==== Information provided ====

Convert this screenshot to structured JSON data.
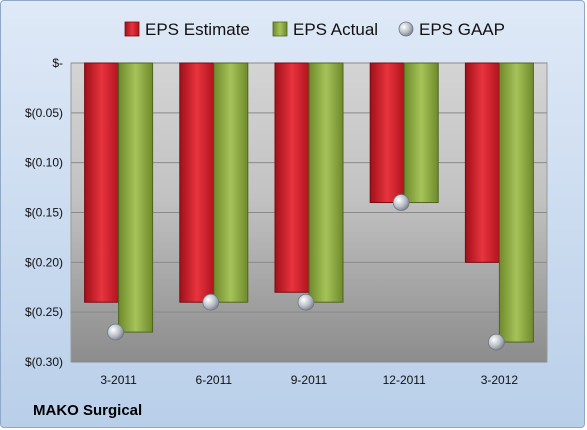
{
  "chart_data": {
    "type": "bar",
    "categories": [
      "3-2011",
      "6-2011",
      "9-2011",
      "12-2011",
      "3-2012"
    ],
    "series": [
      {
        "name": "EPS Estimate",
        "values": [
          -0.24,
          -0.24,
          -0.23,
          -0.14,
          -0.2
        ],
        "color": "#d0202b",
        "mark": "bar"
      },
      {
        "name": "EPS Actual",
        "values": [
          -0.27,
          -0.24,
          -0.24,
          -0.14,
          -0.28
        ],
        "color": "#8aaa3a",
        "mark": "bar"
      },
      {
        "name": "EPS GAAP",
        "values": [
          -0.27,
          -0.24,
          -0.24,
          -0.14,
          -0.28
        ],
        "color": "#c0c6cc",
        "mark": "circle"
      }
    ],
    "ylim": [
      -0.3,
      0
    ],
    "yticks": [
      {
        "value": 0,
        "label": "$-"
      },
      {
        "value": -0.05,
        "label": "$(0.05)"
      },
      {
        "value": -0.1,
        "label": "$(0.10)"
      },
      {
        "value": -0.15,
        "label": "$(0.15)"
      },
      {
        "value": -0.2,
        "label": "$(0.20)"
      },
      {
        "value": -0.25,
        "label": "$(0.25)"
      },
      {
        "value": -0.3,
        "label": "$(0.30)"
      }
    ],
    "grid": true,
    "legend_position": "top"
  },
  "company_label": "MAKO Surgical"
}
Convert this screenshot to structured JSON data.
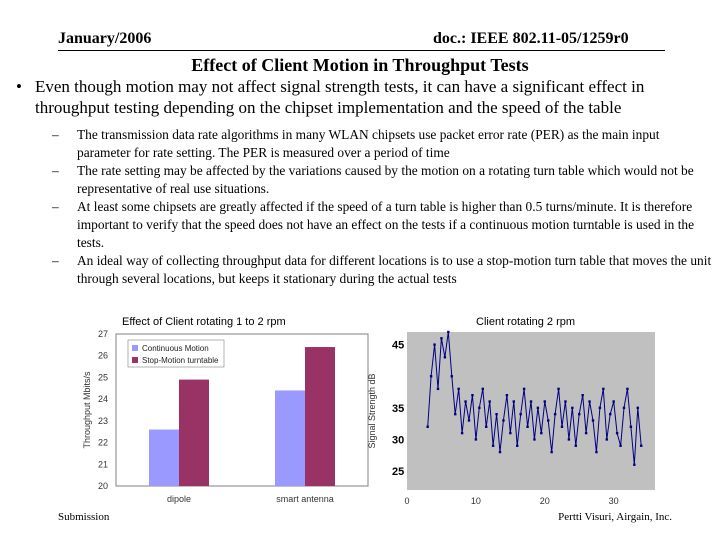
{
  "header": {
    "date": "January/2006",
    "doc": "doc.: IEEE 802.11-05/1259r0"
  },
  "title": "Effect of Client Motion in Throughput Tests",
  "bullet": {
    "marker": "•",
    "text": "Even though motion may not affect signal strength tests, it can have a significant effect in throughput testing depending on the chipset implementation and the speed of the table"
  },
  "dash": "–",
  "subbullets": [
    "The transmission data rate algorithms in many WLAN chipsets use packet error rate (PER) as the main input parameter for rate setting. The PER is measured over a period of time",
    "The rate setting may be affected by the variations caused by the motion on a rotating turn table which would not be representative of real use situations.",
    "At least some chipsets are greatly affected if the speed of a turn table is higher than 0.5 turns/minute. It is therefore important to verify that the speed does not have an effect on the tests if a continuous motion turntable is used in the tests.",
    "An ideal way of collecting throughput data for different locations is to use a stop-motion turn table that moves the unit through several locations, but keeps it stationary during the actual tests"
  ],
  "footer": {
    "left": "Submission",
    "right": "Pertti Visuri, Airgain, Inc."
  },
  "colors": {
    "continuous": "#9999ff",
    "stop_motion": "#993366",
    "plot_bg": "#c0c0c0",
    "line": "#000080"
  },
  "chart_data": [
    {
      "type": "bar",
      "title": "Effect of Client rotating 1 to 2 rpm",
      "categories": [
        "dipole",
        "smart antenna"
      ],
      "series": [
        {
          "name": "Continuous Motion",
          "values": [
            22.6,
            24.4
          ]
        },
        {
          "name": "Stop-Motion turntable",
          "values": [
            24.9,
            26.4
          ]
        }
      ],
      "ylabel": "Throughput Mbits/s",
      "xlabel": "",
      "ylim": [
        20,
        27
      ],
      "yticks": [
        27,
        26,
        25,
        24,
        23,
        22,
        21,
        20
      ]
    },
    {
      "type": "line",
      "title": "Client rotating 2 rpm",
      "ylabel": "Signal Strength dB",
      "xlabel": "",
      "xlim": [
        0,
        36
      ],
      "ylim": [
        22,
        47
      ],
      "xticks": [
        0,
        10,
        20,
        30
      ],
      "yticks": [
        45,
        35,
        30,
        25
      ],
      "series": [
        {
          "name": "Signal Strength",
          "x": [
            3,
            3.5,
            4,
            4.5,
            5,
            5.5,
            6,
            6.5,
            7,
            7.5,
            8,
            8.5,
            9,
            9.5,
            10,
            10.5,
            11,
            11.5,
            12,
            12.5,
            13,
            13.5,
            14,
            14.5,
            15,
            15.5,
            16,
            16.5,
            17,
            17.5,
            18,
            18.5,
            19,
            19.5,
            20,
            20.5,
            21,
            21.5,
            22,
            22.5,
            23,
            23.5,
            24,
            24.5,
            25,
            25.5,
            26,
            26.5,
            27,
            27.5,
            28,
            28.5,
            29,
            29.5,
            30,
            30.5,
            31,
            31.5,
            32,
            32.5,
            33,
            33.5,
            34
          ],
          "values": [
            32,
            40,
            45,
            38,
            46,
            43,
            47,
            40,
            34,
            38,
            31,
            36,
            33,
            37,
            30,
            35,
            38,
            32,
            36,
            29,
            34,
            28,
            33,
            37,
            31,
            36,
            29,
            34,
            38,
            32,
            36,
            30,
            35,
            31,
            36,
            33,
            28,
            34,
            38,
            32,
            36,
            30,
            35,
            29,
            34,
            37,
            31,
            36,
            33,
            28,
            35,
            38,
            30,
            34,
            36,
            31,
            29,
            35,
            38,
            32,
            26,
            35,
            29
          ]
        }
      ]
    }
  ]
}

====

**Exercise:** Copy each line exactly, and leave the pictures out of your copy.

**Task output:**
Convert this screenshot to structured JSON data.
{
  "chart_data": {
    "type": "bar",
    "categories": [
      "3-2011",
      "6-2011",
      "9-2011",
      "12-2011",
      "3-2012"
    ],
    "series": [
      {
        "name": "EPS Estimate",
        "values": [
          -0.24,
          -0.24,
          -0.23,
          -0.14,
          -0.2
        ],
        "color": "#d0202b",
        "mark": "bar"
      },
      {
        "name": "EPS Actual",
        "values": [
          -0.27,
          -0.24,
          -0.24,
          -0.14,
          -0.28
        ],
        "color": "#8aaa3a",
        "mark": "bar"
      },
      {
        "name": "EPS GAAP",
        "values": [
          -0.27,
          -0.24,
          -0.24,
          -0.14,
          -0.28
        ],
        "color": "#c0c6cc",
        "mark": "circle"
      }
    ],
    "ylim": [
      -0.3,
      0
    ],
    "yticks": [
      {
        "value": 0,
        "label": "$-"
      },
      {
        "value": -0.05,
        "label": "$(0.05)"
      },
      {
        "value": -0.1,
        "label": "$(0.10)"
      },
      {
        "value": -0.15,
        "label": "$(0.15)"
      },
      {
        "value": -0.2,
        "label": "$(0.20)"
      },
      {
        "value": -0.25,
        "label": "$(0.25)"
      },
      {
        "value": -0.3,
        "label": "$(0.30)"
      }
    ],
    "grid": true,
    "legend_position": "top"
  },
  "company_label": "MAKO Surgical"
}
Convert this screenshot to structured JSON data.
{
  "header": {
    "date": "January/2006",
    "doc": "doc.: IEEE 802.11-05/1259r0"
  },
  "title": "Effect of Client Motion in Throughput Tests",
  "bullet": {
    "marker": "•",
    "text": "Even though motion may not affect signal strength tests, it can have a significant effect in throughput testing depending on the chipset implementation and the speed of the table"
  },
  "dash": "–",
  "subbullets": [
    "The transmission data rate algorithms in many WLAN chipsets use packet error rate (PER) as the main input parameter for rate setting. The PER is measured over a period of time",
    "The rate setting may be affected by the variations caused by the motion on a rotating turn table which would not be representative of real use situations.",
    "At least some chipsets are greatly affected if the speed of a turn table is higher than 0.5 turns/minute. It is therefore important to verify that the speed does not have an effect on the tests if a continuous motion turntable is used in the tests.",
    "An ideal way of collecting throughput data for different locations is to use a stop-motion turn table that moves the unit through several locations, but keeps it stationary during the actual tests"
  ],
  "footer": {
    "left": "Submission",
    "right": "Pertti Visuri, Airgain, Inc."
  },
  "colors": {
    "continuous": "#9999ff",
    "stop_motion": "#993366",
    "plot_bg": "#c0c0c0",
    "line": "#000080"
  },
  "chart_data": [
    {
      "type": "bar",
      "title": "Effect of Client rotating 1 to 2 rpm",
      "categories": [
        "dipole",
        "smart antenna"
      ],
      "series": [
        {
          "name": "Continuous Motion",
          "values": [
            22.6,
            24.4
          ]
        },
        {
          "name": "Stop-Motion turntable",
          "values": [
            24.9,
            26.4
          ]
        }
      ],
      "ylabel": "Throughput Mbits/s",
      "xlabel": "",
      "ylim": [
        20,
        27
      ],
      "yticks": [
        27,
        26,
        25,
        24,
        23,
        22,
        21,
        20
      ]
    },
    {
      "type": "line",
      "title": "Client rotating 2 rpm",
      "ylabel": "Signal Strength dB",
      "xlabel": "",
      "xlim": [
        0,
        36
      ],
      "ylim": [
        22,
        47
      ],
      "xticks": [
        0,
        10,
        20,
        30
      ],
      "yticks": [
        45,
        35,
        30,
        25
      ],
      "series": [
        {
          "name": "Signal Strength",
          "x": [
            3,
            3.5,
            4,
            4.5,
            5,
            5.5,
            6,
            6.5,
            7,
            7.5,
            8,
            8.5,
            9,
            9.5,
            10,
            10.5,
            11,
            11.5,
            12,
            12.5,
            13,
            13.5,
            14,
            14.5,
            15,
            15.5,
            16,
            16.5,
            17,
            17.5,
            18,
            18.5,
            19,
            19.5,
            20,
            20.5,
            21,
            21.5,
            22,
            22.5,
            23,
            23.5,
            24,
            24.5,
            25,
            25.5,
            26,
            26.5,
            27,
            27.5,
            28,
            28.5,
            29,
            29.5,
            30,
            30.5,
            31,
            31.5,
            32,
            32.5,
            33,
            33.5,
            34
          ],
          "values": [
            32,
            40,
            45,
            38,
            46,
            43,
            47,
            40,
            34,
            38,
            31,
            36,
            33,
            37,
            30,
            35,
            38,
            32,
            36,
            29,
            34,
            28,
            33,
            37,
            31,
            36,
            29,
            34,
            38,
            32,
            36,
            30,
            35,
            31,
            36,
            33,
            28,
            34,
            38,
            32,
            36,
            30,
            35,
            29,
            34,
            37,
            31,
            36,
            33,
            28,
            35,
            38,
            30,
            34,
            36,
            31,
            29,
            35,
            38,
            32,
            26,
            35,
            29
          ]
        }
      ]
    }
  ]
}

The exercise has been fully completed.